● **Document section**

A Senate Commerce committee is recommending that the Senate reject Gov. Laura Kelly’s nominee for Secretary of Commerce. A divided committee voted 6-5 to reject David Toland  for the role after tense questioning during a two-day confirmation hearing. The full Senate will vote on whether to take the committee’s recommendation or confirm Toland in the next few weeks.

Sen. Julia Lynn, an Olathe Republican, noted that the confirmation hearing was uncomfortable.

“I have been on this committee for 13 years and have served with four different secretaries,” she said. “And I, too have had grave concerns.”

After the first hearing day, Toland told the Topeka Capital-Journal he was “mad as hell” about questions he received, Lynn told the committee.

“That did it for me,” she said.

Gov. Laura Kelly’s nomination for Secretary of Commerce, David Toland, may be in jeopardy after a divided Senate committee recommended the Senate reject his confirmation.

Toland responded that he told a reporter that the night before during a phone call. What happened in the hallway following the first day of the hearing also raised the ire of Sen. Molly Baumgardner. Lynn said Baumgardner was bombarded by Toland supporters, questioning her motivations and accusing her of acting beneath her position by bringing up social media posts related to Toland’s work with the Allen County Hospital.

She said questioning the motives of other Senators isn’t allowed on the Senate floor.

● **Work to be completed**
Write the next part of the news article about the Senate committee vote on David Toland's nomination, starting after its last sentence. The data that follows has nothing to do with the news article above.

● **Dataset excerpts**
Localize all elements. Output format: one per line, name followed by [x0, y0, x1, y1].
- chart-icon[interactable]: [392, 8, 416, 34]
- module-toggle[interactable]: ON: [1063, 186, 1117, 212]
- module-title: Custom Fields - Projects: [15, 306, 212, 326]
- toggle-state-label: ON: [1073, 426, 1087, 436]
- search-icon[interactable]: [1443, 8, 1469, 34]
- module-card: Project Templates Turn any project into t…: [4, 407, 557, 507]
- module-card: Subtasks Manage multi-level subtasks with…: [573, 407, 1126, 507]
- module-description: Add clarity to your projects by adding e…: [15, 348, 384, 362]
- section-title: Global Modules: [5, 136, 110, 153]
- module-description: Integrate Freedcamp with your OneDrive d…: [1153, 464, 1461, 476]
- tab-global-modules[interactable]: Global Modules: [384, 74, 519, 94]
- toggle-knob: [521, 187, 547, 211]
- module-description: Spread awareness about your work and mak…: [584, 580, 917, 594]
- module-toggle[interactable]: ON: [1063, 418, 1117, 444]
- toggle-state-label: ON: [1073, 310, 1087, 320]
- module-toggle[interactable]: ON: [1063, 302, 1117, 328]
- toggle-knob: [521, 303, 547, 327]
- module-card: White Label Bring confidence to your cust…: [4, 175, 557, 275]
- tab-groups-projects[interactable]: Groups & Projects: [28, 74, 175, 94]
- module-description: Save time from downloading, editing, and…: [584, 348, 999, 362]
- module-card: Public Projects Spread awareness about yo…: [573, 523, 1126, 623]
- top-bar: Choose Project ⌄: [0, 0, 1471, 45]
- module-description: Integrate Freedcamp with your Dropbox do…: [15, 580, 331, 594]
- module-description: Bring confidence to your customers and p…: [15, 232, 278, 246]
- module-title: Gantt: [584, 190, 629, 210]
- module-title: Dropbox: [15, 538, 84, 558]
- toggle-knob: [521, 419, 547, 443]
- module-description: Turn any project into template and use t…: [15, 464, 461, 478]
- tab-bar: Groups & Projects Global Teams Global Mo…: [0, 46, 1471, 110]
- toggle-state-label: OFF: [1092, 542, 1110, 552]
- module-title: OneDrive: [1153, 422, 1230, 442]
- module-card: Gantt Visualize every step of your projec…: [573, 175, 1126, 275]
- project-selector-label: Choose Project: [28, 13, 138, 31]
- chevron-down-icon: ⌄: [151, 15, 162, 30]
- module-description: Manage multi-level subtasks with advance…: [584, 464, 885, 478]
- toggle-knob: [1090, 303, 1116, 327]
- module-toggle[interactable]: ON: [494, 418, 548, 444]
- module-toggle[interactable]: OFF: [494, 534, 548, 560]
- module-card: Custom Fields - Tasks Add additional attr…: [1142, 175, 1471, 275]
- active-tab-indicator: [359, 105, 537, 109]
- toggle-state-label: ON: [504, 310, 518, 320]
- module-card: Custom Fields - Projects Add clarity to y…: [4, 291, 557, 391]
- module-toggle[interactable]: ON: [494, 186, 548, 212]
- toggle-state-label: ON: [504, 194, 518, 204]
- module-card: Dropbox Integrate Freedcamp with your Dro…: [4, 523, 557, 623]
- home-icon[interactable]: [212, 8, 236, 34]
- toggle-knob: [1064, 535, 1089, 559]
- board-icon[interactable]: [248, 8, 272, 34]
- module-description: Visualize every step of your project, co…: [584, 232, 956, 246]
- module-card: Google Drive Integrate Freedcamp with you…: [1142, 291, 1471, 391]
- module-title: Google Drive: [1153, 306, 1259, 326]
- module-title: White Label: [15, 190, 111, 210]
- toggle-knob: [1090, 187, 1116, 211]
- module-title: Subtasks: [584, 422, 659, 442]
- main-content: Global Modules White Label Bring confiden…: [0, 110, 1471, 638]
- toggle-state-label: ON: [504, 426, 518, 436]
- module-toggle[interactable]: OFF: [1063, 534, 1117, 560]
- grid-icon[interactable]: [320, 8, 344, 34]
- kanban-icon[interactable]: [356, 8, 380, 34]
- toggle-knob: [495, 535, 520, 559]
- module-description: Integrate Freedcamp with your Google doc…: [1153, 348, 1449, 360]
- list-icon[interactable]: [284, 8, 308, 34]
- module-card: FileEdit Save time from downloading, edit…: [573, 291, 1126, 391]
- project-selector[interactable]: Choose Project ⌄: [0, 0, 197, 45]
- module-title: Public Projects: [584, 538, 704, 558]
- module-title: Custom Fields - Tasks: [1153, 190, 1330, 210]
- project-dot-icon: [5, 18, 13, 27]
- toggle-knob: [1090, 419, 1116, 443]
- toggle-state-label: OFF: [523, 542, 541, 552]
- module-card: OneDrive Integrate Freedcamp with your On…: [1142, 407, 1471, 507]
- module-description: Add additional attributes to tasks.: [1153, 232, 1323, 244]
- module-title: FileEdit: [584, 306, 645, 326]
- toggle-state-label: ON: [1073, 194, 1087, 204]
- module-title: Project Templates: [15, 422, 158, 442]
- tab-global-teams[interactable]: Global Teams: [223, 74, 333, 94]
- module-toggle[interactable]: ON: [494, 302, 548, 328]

● **Task result**
“We received that yesterday as we left the hearing,” she said. “I assume the ad hominem attacks will continue.”

In addition to hearing from Toland’s supporters, Baumgardner said she received letters and phone calls from people in his hometown related to his nomination. 

“Part of the concern I have is letters and phone calls where folks in your community are concerned with what they will have to face if you are not appointed,” Baumgardner said. “What will be your retaliation against them?”

Members of the Senate committee received a handful of letters from business owners in Iola, urging them not to confirm Toland. In them, business leaders worried that Toland’s efforts used taxpayer subsidies to bolster new businesses that competed with existing ones.

“One of those businesses has since closed down and directly sited the new businesses as the main reason they went out of business,” wrote one business owner.

For example, Thrive Allen County helped bring in G & W Grocery Store to Iola, calling it a food desert. The store received $400,000 of city taxpayer funding, despite the existence of a Walmart Super Store in town.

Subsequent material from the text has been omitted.